- **WHAT YOU HAVE TO DO**: Scan the material for the word "它的容积是", and copy each line where it shows up.

(Data entries)
┄┄┄┄┄┄┄┄┄┄┄┄┄┄┄┄┄┄┄┄
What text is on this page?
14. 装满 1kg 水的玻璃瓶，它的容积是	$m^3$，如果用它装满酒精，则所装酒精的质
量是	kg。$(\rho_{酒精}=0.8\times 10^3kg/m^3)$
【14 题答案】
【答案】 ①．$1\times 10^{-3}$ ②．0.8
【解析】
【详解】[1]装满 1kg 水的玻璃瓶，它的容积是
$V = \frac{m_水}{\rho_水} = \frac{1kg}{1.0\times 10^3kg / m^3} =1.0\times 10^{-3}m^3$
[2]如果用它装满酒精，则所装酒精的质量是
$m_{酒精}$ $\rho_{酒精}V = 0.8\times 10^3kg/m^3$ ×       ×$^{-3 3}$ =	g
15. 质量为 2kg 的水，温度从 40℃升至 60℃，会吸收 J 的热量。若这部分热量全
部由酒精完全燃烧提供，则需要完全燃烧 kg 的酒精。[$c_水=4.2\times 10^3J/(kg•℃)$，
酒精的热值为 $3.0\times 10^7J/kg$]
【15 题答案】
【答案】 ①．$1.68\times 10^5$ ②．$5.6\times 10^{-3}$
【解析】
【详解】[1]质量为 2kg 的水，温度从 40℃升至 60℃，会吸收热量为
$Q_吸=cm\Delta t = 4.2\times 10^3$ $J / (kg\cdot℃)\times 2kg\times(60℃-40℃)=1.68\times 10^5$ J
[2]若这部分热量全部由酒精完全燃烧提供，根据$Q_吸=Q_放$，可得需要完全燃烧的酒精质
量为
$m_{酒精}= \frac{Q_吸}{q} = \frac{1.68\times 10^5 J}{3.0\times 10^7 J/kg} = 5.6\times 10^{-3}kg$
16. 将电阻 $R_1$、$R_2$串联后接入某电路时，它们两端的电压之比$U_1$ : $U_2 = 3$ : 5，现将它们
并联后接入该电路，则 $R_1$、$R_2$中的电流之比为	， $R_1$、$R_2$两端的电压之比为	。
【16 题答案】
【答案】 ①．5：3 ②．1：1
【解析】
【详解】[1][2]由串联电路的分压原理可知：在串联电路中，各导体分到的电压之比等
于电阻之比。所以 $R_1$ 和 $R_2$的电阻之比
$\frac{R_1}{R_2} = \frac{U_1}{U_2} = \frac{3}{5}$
┄┄┄┄┄┄┄┄┄┄┄┄┄┄┄┄┄┄┄┄
- **CORRECT RESULT**:
14. 装满 1kg 水的玻璃瓶，它的容积是	$m^3$，如果用它装满酒精，则所装酒精的质
【详解】[1]装满 1kg 水的玻璃瓶，它的容积是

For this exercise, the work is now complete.